Set of tasks:
a - Check each statement against the temporary accounts text and mark it yes or no, quoting the exact words of the text that decide it: (i) the cookie expires 90 days after its creation; (ii) up to 10 temporary accounts can be created from one IP within 24 hours; (iii) administrators may assign the temporary account IP viewer right without a request.
b - Write out the part of the temporary accounts text starting with "Impact for administrators" and going on through "a gallery below).", altering "autoblock option" to "autoblock setting".
-------- Source --------
How do temporary accounts work?
- When a logged-out user completes an edit or a logged action for the first time, a cookie will be set in this user's browser and a temporary account tied with this cookie will be automatically created for them. This account's name will follow the pattern:
~2025-12345-67(a tilde, year of creation, a number split into units of 5). - All subsequent actions by the temporary account user will be attributed to this username. The cookie will expire 90 days after its creation. As long as it exists, all edits made from this device will be attributed to this temporary account. It will be the same account even if the IP address changes, unless the user clears their cookies or uses a different device or web browser.
- A record of the IP address used at the time of each edit will be stored for 90 days after the edit. Users with the temporary account IP viewer (TAIV) user right will be able to see the underlying IP addresses.
- As a measure against vandalism, there are two limitations on the creation of temporary accounts:
- There has to be a minimum of 10 minutes between subsequent temporary account creations from the same IP (or /64 range in case of IPv6).
- There can be a maximum of 6 temporary accounts created from an IP (or /64 range) within a period of 24 hours.
Temporary account IP viewer user right
- Administrators may grant the temporary account IP viewer (TAIV) user right to non-administrators who meet the criteria for granting. Importantly, an editor must make an explicit request for the permission (e.g. at WP:PERM/TAIV)—administrators are not permitted to assign the right without a request.
- Administrators will automatically be able to see temporary account IP information once they have accepted the Access to Temporary Account IP Addresses Policy via Special:Preferences or via the onboarding dialog which comes up after temporary accounts are deployed.
Impact for administrators
- It will be possible to block many abusers by just blocking their temporary accounts. A blocked person won't be able to create new temporary accounts quickly if the admin selects the autoblock option.
- It will still be possible to block an IP address or IP range.
- Temporary accounts will not be retroactively applied to contributions made before the deployment. On Special:Contributions, you will be able to see existing IP user contributions, but not new contributions made by temporary accounts on that IP address. Instead, you should use Special:IPContributions for this (see a video about IPContributions in a gallery below).
-------- Data supplied --------
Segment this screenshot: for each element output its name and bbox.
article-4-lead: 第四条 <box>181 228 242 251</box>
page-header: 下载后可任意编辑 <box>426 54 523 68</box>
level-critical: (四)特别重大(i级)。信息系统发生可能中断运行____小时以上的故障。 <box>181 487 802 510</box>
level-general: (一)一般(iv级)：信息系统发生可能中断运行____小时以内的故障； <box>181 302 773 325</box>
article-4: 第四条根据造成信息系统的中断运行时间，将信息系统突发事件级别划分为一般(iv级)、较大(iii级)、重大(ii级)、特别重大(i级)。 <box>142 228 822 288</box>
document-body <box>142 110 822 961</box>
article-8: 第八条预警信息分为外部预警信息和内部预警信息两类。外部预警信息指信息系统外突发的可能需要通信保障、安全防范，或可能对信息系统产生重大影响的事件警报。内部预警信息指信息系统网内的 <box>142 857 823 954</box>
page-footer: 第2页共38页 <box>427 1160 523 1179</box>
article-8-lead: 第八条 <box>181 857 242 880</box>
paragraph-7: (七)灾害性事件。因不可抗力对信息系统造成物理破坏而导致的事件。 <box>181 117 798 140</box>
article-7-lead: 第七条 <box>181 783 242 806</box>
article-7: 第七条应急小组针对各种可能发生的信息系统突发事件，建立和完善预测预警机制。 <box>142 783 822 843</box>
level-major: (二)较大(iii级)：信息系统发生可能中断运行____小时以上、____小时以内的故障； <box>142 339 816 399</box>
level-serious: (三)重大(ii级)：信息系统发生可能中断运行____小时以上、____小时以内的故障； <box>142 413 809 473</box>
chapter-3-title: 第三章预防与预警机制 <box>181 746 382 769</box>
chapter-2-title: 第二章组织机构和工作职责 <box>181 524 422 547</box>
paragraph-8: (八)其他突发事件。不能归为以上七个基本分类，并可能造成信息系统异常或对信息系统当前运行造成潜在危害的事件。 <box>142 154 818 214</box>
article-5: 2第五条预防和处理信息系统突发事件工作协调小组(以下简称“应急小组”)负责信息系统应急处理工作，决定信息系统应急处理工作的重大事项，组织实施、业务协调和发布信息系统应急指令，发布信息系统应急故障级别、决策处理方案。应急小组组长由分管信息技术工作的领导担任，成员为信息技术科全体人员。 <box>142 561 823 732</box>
--------
Exercise solutions:
a -
(i) Yes: "The cookie will expire 90 days after its creation."
(ii) No: "There can be a maximum of 6 temporary accounts created from an IP (or /64 range) within a period of 24 hours."
(iii) No: "administrators are not permitted to assign the right without a request."

b -
Impact for administrators
- It will be possible to block many abusers by just blocking their temporary accounts. A blocked person won't be able to create new temporary accounts quickly if the admin selects the autoblock setting.
- It will still be possible to block an IP address or IP range.
- Temporary accounts will not be retroactively applied to contributions made before the deployment. On Special:Contributions, you will be able to see existing IP user contributions, but not new contributions made by temporary accounts on that IP address. Instead, you should use Special:IPContributions for this (see a video about IPContributions in a gallery below).